(Element region listings)

════

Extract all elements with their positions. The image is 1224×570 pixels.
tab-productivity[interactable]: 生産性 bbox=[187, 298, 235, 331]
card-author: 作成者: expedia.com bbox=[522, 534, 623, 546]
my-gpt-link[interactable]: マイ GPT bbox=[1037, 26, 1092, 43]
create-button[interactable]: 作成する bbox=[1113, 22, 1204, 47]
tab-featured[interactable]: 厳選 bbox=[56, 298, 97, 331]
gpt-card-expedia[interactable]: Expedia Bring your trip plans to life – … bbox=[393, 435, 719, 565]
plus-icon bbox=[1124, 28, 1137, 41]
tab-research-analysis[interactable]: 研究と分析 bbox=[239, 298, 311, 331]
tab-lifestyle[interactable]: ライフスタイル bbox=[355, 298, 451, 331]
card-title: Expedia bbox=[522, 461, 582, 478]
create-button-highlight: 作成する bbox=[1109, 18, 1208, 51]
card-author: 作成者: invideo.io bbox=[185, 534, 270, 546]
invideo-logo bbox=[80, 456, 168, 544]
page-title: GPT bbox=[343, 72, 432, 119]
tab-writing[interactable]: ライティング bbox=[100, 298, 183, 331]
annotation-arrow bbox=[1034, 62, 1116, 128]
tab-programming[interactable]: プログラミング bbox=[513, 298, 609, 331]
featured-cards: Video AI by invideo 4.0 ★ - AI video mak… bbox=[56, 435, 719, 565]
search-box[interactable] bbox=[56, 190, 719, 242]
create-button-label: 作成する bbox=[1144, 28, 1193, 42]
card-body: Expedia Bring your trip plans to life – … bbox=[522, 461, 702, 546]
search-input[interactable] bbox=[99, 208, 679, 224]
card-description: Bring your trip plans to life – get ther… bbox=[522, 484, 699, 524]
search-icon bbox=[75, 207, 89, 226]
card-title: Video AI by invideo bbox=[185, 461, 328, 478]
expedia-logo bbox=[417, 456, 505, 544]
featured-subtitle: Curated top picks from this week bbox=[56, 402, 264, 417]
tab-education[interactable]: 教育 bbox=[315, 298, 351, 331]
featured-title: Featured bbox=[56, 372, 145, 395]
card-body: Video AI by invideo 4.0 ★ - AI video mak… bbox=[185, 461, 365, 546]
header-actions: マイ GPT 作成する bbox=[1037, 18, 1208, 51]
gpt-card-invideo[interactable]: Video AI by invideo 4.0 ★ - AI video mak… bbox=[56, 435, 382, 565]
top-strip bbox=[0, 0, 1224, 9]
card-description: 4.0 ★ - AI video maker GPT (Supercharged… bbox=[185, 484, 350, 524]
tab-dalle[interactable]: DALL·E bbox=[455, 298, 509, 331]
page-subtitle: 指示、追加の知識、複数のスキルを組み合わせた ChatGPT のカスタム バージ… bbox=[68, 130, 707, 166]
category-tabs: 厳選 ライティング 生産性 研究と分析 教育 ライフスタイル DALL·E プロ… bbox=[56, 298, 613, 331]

════

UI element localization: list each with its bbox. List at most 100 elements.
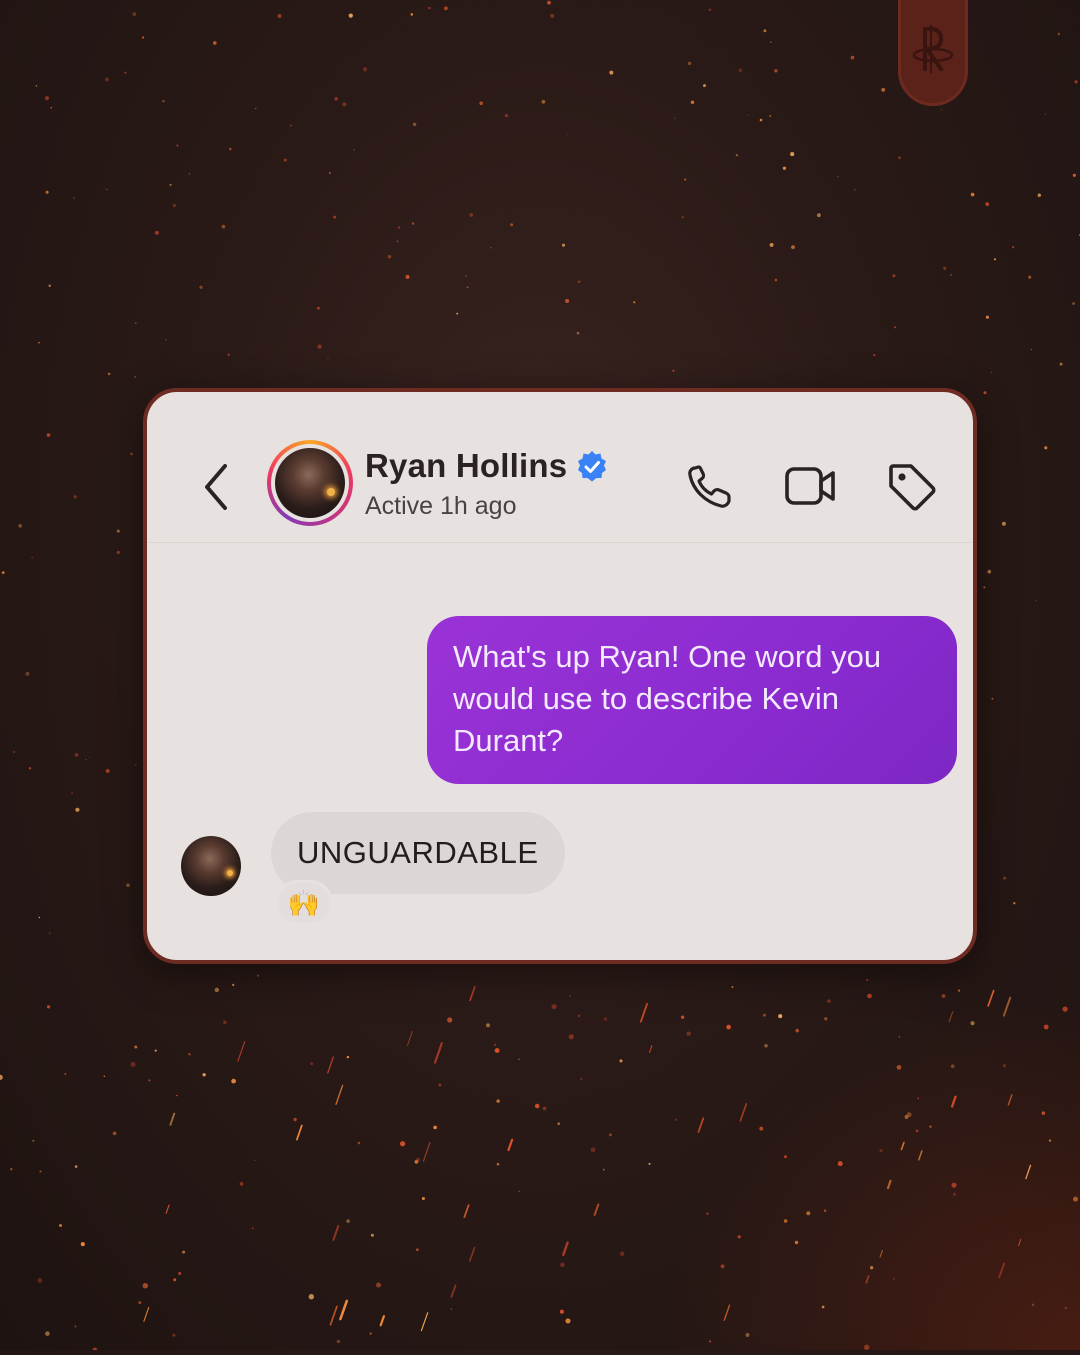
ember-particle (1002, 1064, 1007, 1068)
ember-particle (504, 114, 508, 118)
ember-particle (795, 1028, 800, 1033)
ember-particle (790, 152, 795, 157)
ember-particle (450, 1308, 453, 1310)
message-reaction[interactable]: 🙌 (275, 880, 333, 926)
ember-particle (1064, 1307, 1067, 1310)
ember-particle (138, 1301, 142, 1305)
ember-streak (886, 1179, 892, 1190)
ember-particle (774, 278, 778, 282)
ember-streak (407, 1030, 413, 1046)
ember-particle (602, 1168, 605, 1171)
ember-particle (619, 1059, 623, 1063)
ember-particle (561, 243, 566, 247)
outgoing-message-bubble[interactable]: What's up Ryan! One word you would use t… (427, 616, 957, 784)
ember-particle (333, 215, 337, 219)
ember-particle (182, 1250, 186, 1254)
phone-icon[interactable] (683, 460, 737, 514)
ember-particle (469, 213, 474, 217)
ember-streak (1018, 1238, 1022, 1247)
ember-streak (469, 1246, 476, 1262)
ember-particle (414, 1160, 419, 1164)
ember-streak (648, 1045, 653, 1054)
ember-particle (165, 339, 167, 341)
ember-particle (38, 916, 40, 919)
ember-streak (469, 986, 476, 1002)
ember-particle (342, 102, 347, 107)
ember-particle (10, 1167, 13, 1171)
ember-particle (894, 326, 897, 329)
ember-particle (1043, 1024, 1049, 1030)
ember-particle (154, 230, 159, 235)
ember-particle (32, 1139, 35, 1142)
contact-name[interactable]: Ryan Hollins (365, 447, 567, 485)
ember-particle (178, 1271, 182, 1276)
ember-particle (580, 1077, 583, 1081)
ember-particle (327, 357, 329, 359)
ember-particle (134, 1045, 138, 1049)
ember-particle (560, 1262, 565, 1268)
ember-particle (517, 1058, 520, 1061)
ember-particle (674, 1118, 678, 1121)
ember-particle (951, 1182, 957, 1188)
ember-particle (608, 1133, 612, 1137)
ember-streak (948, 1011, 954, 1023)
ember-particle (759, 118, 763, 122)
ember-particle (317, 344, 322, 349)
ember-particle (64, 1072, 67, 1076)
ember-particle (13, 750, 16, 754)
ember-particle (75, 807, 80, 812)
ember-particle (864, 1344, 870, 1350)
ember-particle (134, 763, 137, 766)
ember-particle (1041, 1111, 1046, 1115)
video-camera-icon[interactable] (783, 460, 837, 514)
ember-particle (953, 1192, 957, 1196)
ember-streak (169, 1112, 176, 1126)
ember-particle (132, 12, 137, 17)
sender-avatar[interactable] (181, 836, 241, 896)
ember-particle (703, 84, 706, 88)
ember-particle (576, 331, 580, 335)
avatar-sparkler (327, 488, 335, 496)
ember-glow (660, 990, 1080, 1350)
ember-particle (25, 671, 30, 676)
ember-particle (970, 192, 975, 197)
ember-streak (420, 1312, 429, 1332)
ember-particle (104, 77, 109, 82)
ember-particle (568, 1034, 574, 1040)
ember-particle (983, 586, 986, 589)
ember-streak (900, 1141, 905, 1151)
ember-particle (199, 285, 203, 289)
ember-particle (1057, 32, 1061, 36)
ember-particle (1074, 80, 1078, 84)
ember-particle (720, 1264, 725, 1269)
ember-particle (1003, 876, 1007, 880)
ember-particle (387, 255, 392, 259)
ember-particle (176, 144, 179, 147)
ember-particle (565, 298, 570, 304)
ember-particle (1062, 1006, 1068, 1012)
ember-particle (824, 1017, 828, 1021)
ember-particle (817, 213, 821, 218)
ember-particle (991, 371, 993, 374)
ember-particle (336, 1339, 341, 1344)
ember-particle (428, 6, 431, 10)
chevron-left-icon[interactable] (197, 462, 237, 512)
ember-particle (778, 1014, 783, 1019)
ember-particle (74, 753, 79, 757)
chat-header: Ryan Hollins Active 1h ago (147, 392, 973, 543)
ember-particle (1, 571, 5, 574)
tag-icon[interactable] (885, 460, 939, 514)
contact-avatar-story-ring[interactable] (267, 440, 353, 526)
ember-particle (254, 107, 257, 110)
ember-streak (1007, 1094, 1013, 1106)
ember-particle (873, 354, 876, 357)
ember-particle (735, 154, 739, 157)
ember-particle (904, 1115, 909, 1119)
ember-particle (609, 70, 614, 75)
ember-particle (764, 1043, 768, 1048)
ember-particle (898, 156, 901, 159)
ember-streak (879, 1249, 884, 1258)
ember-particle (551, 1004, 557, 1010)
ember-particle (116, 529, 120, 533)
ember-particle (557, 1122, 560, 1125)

════

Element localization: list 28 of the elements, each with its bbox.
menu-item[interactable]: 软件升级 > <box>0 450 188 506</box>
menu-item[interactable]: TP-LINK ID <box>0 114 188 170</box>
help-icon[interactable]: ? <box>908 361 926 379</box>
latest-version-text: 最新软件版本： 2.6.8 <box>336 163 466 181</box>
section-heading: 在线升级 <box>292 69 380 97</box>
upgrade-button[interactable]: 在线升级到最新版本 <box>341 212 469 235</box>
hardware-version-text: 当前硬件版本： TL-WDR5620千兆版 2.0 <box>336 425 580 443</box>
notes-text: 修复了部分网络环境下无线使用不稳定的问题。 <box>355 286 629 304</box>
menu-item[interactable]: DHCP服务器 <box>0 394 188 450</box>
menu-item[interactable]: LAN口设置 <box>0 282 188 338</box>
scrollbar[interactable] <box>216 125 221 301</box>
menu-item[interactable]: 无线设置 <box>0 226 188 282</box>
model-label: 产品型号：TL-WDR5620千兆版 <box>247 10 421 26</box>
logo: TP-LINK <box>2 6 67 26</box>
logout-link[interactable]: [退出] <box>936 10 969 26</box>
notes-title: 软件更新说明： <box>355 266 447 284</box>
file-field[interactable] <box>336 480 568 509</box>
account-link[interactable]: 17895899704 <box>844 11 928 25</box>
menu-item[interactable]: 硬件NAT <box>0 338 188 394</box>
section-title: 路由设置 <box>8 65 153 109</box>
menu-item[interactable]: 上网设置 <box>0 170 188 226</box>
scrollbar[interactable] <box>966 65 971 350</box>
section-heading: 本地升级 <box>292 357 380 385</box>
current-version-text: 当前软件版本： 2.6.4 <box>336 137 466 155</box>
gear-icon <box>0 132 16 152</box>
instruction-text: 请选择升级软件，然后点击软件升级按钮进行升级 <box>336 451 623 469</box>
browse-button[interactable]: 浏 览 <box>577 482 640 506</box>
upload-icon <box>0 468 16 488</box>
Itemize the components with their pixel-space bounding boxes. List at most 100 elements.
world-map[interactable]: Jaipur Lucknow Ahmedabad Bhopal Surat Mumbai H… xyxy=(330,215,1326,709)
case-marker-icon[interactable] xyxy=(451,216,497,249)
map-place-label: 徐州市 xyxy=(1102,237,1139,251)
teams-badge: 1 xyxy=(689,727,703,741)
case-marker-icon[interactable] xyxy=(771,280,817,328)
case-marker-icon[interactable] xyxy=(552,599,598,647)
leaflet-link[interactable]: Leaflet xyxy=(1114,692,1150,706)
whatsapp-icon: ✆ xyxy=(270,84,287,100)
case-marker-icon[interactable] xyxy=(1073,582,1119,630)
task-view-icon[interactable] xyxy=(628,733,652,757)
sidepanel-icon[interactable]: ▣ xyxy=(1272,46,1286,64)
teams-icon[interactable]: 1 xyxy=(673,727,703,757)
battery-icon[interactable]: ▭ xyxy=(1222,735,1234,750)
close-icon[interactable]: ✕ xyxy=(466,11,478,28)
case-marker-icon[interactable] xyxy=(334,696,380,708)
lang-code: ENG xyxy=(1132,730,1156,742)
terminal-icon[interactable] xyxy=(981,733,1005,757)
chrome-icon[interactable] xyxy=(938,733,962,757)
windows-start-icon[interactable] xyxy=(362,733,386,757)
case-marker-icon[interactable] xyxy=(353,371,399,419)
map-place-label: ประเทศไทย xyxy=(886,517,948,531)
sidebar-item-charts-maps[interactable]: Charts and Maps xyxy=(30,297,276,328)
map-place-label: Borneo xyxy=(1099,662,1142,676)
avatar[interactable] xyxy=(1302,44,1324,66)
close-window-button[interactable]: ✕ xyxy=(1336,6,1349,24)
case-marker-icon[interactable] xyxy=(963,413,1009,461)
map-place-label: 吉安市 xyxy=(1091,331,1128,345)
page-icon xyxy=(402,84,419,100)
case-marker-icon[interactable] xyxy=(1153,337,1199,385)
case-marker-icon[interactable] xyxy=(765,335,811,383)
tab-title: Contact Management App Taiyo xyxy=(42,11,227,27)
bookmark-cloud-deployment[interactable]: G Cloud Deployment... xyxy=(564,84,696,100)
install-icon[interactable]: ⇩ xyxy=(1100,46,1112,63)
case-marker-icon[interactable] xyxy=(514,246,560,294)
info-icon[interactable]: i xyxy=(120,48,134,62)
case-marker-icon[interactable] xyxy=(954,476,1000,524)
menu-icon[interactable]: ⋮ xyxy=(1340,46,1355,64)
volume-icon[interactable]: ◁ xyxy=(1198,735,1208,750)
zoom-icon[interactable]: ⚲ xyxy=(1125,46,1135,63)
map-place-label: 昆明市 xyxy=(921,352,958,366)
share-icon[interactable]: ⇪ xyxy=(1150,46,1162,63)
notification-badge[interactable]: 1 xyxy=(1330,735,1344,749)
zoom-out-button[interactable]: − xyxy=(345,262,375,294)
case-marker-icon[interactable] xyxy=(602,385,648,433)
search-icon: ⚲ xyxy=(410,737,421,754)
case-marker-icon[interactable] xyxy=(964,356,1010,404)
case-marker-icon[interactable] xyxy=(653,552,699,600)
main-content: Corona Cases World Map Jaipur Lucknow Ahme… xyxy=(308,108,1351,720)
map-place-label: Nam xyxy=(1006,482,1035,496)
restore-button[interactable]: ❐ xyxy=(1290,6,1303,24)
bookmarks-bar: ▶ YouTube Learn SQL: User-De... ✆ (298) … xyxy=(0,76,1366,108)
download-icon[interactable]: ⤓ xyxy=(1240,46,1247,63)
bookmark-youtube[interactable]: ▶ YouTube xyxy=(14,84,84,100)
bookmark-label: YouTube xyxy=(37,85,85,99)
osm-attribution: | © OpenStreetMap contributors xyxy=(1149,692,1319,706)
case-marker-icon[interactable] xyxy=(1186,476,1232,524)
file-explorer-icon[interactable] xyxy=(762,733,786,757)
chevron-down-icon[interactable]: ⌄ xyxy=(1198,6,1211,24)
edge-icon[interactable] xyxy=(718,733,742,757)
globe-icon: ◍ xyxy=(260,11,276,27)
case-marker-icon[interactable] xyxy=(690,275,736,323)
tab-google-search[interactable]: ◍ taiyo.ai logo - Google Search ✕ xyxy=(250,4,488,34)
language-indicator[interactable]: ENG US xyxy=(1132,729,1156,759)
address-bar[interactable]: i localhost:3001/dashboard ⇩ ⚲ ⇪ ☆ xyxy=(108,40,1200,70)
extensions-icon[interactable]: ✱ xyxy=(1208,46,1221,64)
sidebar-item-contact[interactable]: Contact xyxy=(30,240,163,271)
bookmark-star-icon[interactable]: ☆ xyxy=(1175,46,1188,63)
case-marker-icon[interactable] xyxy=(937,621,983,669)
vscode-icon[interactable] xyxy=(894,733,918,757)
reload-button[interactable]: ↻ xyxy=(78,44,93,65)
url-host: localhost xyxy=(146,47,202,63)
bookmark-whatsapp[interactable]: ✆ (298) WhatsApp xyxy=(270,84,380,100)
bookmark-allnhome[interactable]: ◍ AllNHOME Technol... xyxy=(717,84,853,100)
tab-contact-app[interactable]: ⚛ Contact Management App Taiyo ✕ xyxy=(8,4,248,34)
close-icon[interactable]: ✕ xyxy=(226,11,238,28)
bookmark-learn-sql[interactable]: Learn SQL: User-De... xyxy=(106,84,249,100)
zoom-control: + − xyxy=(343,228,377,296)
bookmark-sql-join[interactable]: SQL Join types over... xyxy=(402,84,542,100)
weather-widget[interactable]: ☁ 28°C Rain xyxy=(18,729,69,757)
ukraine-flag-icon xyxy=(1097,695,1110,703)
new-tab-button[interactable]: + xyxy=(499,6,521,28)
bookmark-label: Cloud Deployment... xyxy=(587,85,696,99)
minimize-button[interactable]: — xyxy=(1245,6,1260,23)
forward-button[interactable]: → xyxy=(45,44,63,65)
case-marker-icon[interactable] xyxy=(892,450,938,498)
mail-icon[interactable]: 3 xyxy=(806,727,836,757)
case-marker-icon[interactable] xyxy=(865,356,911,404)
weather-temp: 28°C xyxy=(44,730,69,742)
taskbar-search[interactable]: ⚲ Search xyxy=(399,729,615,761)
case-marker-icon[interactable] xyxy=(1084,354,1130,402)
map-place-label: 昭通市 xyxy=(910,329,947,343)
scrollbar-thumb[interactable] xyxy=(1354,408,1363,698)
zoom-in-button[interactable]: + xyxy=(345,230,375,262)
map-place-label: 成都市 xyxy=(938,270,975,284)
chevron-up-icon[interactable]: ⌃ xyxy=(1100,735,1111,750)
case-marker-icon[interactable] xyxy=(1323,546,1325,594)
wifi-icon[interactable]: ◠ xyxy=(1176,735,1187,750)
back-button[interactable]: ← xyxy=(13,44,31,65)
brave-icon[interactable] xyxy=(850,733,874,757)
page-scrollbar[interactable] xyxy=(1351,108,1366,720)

════

[The exercise]: Retype the lines starting at the line that contains "ember-particle (1002, 1064, 1007, 1068)" and stopping after the line that contains "ember-particle (138, 1301, 142, 1305)".

[Final answer]:
ember-particle (1002, 1064, 1007, 1068)
ember-particle (504, 114, 508, 118)
ember-particle (795, 1028, 800, 1033)
ember-particle (790, 152, 795, 157)
ember-particle (450, 1308, 453, 1310)
message-reaction[interactable]: 🙌 (275, 880, 333, 926)
ember-particle (1064, 1307, 1067, 1310)
ember-particle (138, 1301, 142, 1305)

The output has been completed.